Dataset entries
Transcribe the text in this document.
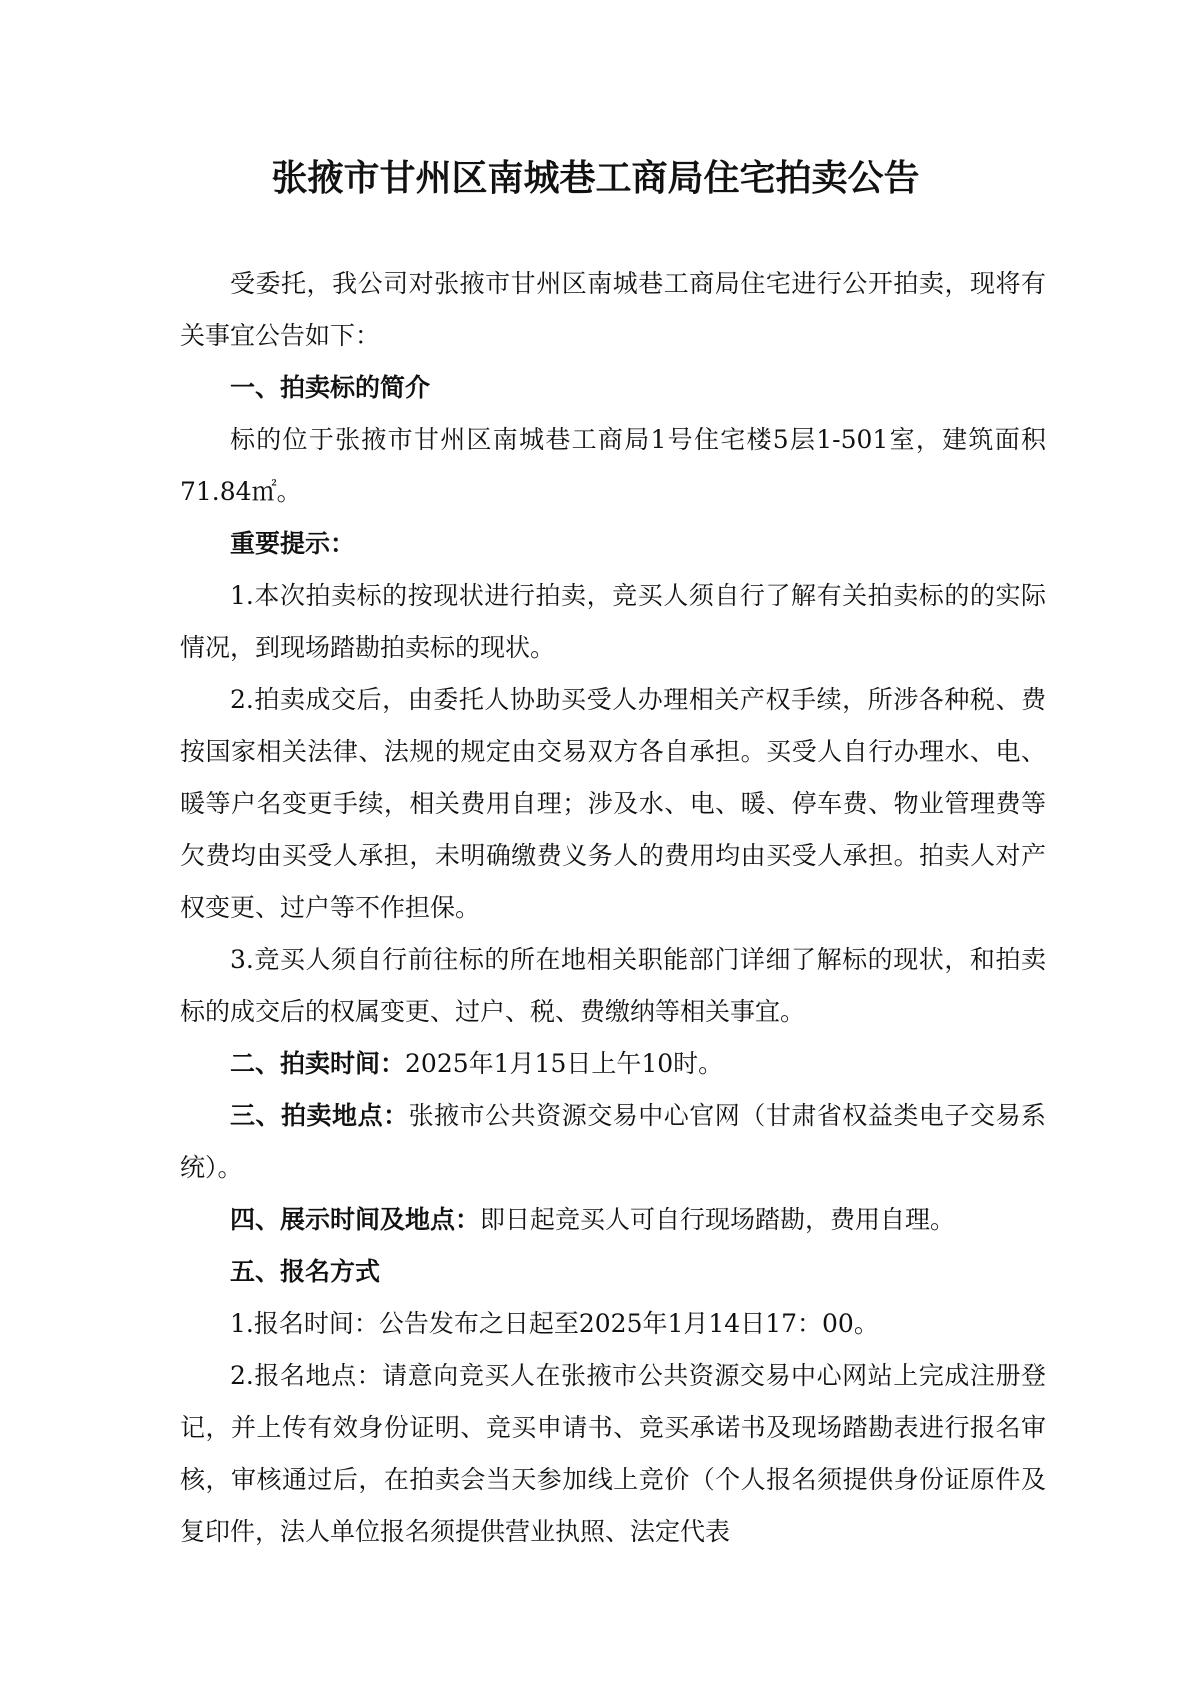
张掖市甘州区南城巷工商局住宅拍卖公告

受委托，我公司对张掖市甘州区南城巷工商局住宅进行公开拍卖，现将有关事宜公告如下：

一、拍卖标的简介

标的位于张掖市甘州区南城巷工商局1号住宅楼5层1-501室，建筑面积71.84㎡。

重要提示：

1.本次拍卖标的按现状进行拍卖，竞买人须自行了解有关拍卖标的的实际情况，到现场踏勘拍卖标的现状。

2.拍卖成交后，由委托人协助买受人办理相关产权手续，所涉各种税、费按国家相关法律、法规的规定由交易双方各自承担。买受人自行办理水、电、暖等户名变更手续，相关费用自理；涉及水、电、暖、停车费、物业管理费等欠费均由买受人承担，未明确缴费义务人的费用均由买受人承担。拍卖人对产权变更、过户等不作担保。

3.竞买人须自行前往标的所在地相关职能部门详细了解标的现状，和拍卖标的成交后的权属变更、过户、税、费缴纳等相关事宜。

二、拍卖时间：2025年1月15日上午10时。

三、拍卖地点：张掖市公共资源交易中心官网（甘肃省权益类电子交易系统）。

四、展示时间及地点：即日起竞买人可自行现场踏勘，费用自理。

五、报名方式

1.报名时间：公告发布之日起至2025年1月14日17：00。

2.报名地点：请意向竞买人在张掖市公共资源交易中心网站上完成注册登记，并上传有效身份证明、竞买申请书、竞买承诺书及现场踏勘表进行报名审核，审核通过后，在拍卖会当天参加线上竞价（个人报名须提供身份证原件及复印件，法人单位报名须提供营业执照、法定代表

To be done: Reproduce each entry precisely. Leave the pictures out.

Problem solution:
Transcribe the text in this document.
张掖市甘州区南城巷工商局住宅拍卖公告

受委托，我公司对张掖市甘州区南城巷工商局住宅进行公开拍卖，现将有关事宜公告如下：

一、拍卖标的简介

标的位于张掖市甘州区南城巷工商局1号住宅楼5层1-501室，建筑面积71.84㎡。

重要提示：

1.本次拍卖标的按现状进行拍卖，竞买人须自行了解有关拍卖标的的实际情况，到现场踏勘拍卖标的现状。

2.拍卖成交后，由委托人协助买受人办理相关产权手续，所涉各种税、费按国家相关法律、法规的规定由交易双方各自承担。买受人自行办理水、电、暖等户名变更手续，相关费用自理；涉及水、电、暖、停车费、物业管理费等欠费均由买受人承担，未明确缴费义务人的费用均由买受人承担。拍卖人对产权变更、过户等不作担保。

3.竞买人须自行前往标的所在地相关职能部门详细了解标的现状，和拍卖标的成交后的权属变更、过户、税、费缴纳等相关事宜。

二、拍卖时间：2025年1月15日上午10时。

三、拍卖地点：张掖市公共资源交易中心官网（甘肃省权益类电子交易系统）。

四、展示时间及地点：即日起竞买人可自行现场踏勘，费用自理。

五、报名方式

1.报名时间：公告发布之日起至2025年1月14日17：00。

2.报名地点：请意向竞买人在张掖市公共资源交易中心网站上完成注册登记，并上传有效身份证明、竞买申请书、竞买承诺书及现场踏勘表进行报名审核，审核通过后，在拍卖会当天参加线上竞价（个人报名须提供身份证原件及复印件，法人单位报名须提供营业执照、法定代表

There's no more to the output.